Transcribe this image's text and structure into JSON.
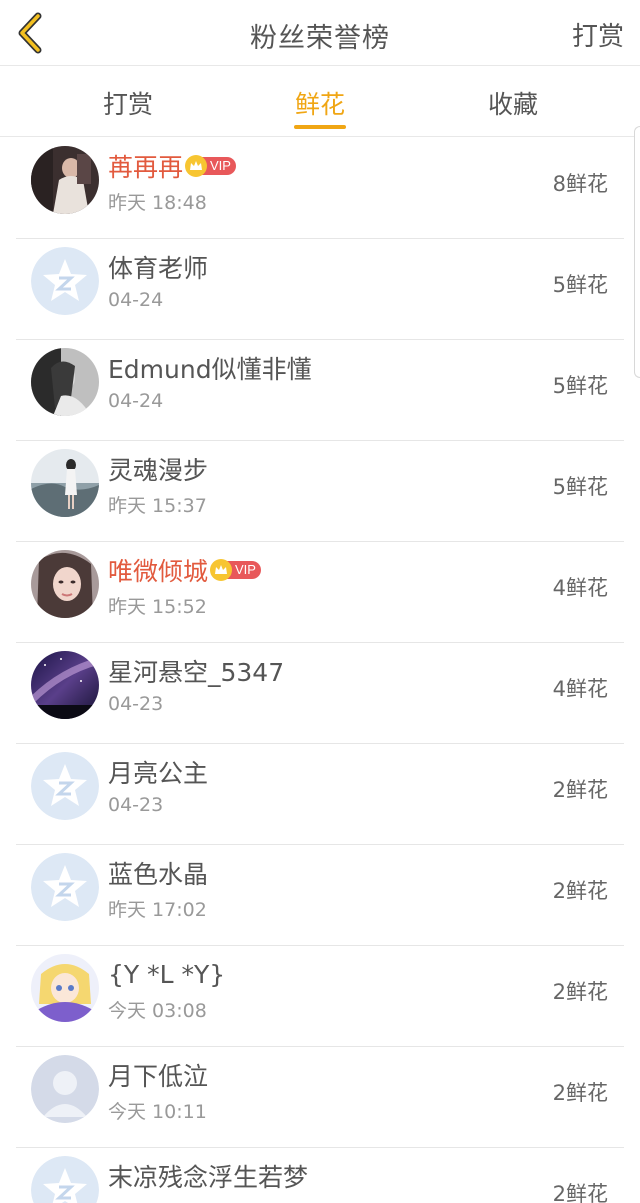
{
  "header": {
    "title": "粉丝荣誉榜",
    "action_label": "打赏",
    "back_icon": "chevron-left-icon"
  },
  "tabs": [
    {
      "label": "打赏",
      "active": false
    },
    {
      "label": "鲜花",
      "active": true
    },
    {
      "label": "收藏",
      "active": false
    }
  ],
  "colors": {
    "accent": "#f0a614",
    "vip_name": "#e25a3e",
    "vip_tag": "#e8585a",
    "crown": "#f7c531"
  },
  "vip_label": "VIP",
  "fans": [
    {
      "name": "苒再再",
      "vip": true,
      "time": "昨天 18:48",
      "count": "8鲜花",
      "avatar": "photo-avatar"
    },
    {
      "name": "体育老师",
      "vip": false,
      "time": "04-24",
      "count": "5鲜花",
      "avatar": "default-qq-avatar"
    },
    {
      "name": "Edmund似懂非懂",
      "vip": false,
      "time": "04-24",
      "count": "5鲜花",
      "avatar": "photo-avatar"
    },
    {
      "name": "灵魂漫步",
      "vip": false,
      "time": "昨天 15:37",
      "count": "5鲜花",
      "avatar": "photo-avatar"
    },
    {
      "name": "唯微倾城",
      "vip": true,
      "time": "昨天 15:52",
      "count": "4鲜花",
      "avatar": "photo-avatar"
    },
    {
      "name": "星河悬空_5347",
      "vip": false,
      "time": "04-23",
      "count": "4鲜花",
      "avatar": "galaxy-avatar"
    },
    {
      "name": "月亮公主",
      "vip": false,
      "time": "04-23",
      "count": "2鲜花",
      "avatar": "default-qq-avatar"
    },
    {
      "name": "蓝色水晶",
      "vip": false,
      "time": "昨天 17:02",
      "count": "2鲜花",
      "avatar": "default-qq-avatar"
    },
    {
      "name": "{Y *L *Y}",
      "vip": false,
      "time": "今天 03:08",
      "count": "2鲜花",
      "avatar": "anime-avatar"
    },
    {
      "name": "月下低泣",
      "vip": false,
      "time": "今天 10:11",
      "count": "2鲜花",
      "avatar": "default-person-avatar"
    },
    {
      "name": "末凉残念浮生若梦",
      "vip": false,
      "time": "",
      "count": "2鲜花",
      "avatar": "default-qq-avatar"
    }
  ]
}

Given exercise:
Without including any picture, repeat the data exactly.

Solution to this problem:
Transcribe this image's text and structure into JSON.
{
  "header": {
    "title": "粉丝荣誉榜",
    "action_label": "打赏",
    "back_icon": "chevron-left-icon"
  },
  "tabs": [
    {
      "label": "打赏",
      "active": false
    },
    {
      "label": "鲜花",
      "active": true
    },
    {
      "label": "收藏",
      "active": false
    }
  ],
  "colors": {
    "accent": "#f0a614",
    "vip_name": "#e25a3e",
    "vip_tag": "#e8585a",
    "crown": "#f7c531"
  },
  "vip_label": "VIP",
  "fans": [
    {
      "name": "苒再再",
      "vip": true,
      "time": "昨天 18:48",
      "count": "8鲜花",
      "avatar": "photo-avatar"
    },
    {
      "name": "体育老师",
      "vip": false,
      "time": "04-24",
      "count": "5鲜花",
      "avatar": "default-qq-avatar"
    },
    {
      "name": "Edmund似懂非懂",
      "vip": false,
      "time": "04-24",
      "count": "5鲜花",
      "avatar": "photo-avatar"
    },
    {
      "name": "灵魂漫步",
      "vip": false,
      "time": "昨天 15:37",
      "count": "5鲜花",
      "avatar": "photo-avatar"
    },
    {
      "name": "唯微倾城",
      "vip": true,
      "time": "昨天 15:52",
      "count": "4鲜花",
      "avatar": "photo-avatar"
    },
    {
      "name": "星河悬空_5347",
      "vip": false,
      "time": "04-23",
      "count": "4鲜花",
      "avatar": "galaxy-avatar"
    },
    {
      "name": "月亮公主",
      "vip": false,
      "time": "04-23",
      "count": "2鲜花",
      "avatar": "default-qq-avatar"
    },
    {
      "name": "蓝色水晶",
      "vip": false,
      "time": "昨天 17:02",
      "count": "2鲜花",
      "avatar": "default-qq-avatar"
    },
    {
      "name": "{Y *L *Y}",
      "vip": false,
      "time": "今天 03:08",
      "count": "2鲜花",
      "avatar": "anime-avatar"
    },
    {
      "name": "月下低泣",
      "vip": false,
      "time": "今天 10:11",
      "count": "2鲜花",
      "avatar": "default-person-avatar"
    },
    {
      "name": "末凉残念浮生若梦",
      "vip": false,
      "time": "",
      "count": "2鲜花",
      "avatar": "default-qq-avatar"
    }
  ]
}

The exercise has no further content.